(Directions for this task): All of the material below is to be restated word for word, apart from the pictures.

(Supplied records):
····················

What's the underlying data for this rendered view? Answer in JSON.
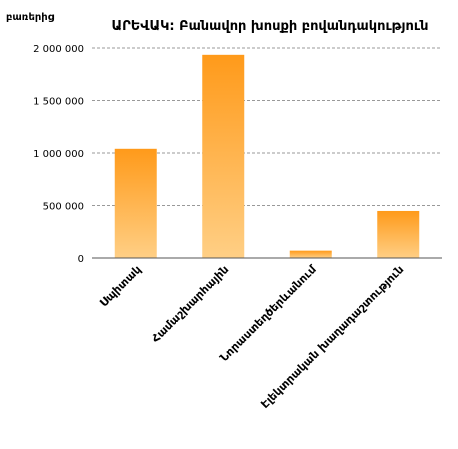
{
  "chart_data": {
    "type": "bar",
    "title": "ԱՐԵՎԱԿ:  Բանավոր խոսքի բովանդակություն",
    "ylabel": "բառերից",
    "categories": [
      "Սպիտակ",
      "Համաշխարհային",
      "Նորաստեղծերևանում",
      "Էլեկտրական  խաղադաշտություն"
    ],
    "values": [
      1040000,
      1935000,
      70000,
      448000
    ],
    "ylim": [
      0,
      2000000
    ],
    "yticks": [
      0,
      500000,
      1000000,
      1500000,
      2000000
    ],
    "ytick_labels": [
      "0",
      "500 000",
      "1 000 000",
      "1 500 000",
      "2 000 000"
    ],
    "grid": true,
    "legend": "none",
    "colors": {
      "bar_top": "#ff9a1a",
      "bar_bottom": "#ffcf85",
      "grid": "#999999",
      "axis": "#555555"
    }
  }
}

····················

(Result of the task):
What's the underlying data for this rendered view? Answer in JSON.
{
  "chart_data": {
    "type": "bar",
    "title": "ԱՐԵՎԱԿ:  Բանավոր խոսքի բովանդակություն",
    "ylabel": "բառերից",
    "categories": [
      "Սպիտակ",
      "Համաշխարհային",
      "Նորաստեղծերևանում",
      "Էլեկտրական  խաղադաշտություն"
    ],
    "values": [
      1040000,
      1935000,
      70000,
      448000
    ],
    "ylim": [
      0,
      2000000
    ],
    "yticks": [
      0,
      500000,
      1000000,
      1500000,
      2000000
    ],
    "ytick_labels": [
      "0",
      "500 000",
      "1 000 000",
      "1 500 000",
      "2 000 000"
    ],
    "grid": true,
    "legend": "none",
    "colors": {
      "bar_top": "#ff9a1a",
      "bar_bottom": "#ffcf85",
      "grid": "#999999",
      "axis": "#555555"
    }
  }
}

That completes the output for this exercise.